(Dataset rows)
+===+

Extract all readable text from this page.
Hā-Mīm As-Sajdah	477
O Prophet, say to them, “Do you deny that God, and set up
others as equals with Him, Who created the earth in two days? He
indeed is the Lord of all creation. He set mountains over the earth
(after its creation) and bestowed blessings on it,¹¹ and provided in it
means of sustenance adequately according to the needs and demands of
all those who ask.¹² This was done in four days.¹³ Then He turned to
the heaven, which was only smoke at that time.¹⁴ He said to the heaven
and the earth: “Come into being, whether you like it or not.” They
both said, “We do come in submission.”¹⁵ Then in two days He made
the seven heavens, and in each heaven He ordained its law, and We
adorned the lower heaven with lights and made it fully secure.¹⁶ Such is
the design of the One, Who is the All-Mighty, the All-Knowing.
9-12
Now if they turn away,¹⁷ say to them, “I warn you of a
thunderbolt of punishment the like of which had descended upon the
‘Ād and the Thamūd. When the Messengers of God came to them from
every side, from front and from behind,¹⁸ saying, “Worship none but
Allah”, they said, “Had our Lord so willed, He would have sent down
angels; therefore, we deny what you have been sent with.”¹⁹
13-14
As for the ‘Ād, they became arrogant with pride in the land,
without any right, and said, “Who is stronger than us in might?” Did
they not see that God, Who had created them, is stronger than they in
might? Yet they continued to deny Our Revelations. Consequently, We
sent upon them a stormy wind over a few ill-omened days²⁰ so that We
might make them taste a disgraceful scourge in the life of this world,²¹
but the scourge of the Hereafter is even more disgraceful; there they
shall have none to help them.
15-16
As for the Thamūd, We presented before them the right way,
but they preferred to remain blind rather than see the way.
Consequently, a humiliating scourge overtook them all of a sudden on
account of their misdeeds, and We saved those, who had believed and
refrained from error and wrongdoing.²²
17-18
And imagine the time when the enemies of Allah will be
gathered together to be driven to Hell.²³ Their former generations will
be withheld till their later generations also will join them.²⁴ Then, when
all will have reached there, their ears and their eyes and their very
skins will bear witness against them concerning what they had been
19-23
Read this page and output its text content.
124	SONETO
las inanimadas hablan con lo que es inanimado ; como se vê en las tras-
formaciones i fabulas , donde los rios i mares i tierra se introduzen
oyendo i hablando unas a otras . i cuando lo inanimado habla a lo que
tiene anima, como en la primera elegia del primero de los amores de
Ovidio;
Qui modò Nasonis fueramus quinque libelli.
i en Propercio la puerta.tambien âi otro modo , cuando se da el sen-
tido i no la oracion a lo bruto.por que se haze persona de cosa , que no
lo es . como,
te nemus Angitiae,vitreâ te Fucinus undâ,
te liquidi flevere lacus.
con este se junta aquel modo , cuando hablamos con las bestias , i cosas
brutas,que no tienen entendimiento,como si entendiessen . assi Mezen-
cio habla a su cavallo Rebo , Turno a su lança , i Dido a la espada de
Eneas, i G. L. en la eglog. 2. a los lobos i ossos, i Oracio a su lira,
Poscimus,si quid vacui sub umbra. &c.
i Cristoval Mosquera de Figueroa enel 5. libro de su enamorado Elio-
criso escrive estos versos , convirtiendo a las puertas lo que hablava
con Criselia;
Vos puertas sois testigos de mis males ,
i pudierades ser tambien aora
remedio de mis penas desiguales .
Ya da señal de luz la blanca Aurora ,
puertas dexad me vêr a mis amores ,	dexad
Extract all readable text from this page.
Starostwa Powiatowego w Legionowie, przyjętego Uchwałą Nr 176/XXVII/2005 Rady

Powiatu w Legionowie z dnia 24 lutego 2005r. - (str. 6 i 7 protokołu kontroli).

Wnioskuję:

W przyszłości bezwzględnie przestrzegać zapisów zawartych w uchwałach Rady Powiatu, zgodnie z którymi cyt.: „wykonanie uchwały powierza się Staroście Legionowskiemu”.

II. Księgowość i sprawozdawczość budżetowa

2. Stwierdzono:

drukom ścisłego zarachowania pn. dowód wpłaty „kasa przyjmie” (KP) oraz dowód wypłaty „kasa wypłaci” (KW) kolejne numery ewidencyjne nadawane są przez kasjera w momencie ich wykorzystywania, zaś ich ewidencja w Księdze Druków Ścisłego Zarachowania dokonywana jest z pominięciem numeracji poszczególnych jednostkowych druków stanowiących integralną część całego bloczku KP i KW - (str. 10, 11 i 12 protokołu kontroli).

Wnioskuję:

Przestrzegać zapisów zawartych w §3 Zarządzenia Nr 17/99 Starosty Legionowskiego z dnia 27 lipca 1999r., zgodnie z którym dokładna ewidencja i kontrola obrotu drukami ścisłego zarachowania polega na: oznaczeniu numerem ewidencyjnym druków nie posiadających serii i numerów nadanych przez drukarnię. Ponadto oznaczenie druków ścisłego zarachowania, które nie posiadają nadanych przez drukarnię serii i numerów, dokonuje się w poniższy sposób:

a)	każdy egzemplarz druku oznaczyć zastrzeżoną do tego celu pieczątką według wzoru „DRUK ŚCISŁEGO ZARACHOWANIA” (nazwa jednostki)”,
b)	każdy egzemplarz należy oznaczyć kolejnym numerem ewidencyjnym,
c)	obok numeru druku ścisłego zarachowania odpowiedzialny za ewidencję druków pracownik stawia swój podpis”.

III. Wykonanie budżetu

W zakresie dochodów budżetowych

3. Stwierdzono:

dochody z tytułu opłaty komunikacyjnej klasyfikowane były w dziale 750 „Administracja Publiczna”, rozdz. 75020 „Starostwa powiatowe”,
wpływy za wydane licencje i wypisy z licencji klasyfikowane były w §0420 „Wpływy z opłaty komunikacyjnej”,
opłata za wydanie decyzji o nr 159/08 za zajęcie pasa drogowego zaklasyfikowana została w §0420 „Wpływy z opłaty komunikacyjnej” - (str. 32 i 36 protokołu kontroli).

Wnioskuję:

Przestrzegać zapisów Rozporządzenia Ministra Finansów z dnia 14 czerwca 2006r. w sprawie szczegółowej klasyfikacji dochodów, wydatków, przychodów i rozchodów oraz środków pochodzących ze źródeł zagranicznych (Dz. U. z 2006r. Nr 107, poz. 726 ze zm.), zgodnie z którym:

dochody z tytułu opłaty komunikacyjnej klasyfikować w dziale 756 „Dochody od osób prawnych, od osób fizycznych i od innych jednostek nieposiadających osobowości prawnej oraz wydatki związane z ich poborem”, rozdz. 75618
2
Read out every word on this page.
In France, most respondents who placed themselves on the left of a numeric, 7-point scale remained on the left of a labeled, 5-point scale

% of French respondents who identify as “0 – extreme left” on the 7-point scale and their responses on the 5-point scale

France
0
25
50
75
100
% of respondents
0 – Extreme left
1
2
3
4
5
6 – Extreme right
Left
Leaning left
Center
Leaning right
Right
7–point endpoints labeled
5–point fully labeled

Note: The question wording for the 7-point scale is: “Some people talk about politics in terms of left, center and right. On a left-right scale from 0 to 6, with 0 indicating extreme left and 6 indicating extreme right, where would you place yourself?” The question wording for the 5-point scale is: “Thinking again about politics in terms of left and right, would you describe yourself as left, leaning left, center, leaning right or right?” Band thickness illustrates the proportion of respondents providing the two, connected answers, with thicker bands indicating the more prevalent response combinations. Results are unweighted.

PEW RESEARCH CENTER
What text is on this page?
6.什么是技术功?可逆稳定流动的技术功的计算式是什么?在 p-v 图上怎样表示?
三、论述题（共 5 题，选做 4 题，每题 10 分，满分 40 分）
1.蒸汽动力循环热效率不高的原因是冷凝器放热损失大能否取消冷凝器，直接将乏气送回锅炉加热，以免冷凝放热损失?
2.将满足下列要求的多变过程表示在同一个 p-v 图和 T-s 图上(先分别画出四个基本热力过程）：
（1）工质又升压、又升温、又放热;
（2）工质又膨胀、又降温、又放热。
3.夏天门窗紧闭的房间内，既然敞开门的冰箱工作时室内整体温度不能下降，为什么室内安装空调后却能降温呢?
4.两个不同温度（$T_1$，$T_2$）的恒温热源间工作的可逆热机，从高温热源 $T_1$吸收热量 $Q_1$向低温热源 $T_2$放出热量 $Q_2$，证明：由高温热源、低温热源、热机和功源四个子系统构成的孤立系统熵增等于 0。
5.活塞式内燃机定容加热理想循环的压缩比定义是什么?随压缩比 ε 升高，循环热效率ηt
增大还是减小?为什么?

+===+

- **Problem description**
Copy, character for character, the lines from the line that holds "What text is on this page?" through the final line of the records above.

- **Expected answer**
What text is on this page?
6.什么是技术功?可逆稳定流动的技术功的计算式是什么?在 p-v 图上怎样表示?
三、论述题（共 5 题，选做 4 题，每题 10 分，满分 40 分）
1.蒸汽动力循环热效率不高的原因是冷凝器放热损失大能否取消冷凝器，直接将乏气送回锅炉加热，以免冷凝放热损失?
2.将满足下列要求的多变过程表示在同一个 p-v 图和 T-s 图上(先分别画出四个基本热力过程）：
（1）工质又升压、又升温、又放热;
（2）工质又膨胀、又降温、又放热。
3.夏天门窗紧闭的房间内，既然敞开门的冰箱工作时室内整体温度不能下降，为什么室内安装空调后却能降温呢?
4.两个不同温度（$T_1$，$T_2$）的恒温热源间工作的可逆热机，从高温热源 $T_1$吸收热量 $Q_1$向低温热源 $T_2$放出热量 $Q_2$，证明：由高温热源、低温热源、热机和功源四个子系统构成的孤立系统熵增等于 0。
5.活塞式内燃机定容加热理想循环的压缩比定义是什么?随压缩比 ε 升高，循环热效率ηt
增大还是减小?为什么?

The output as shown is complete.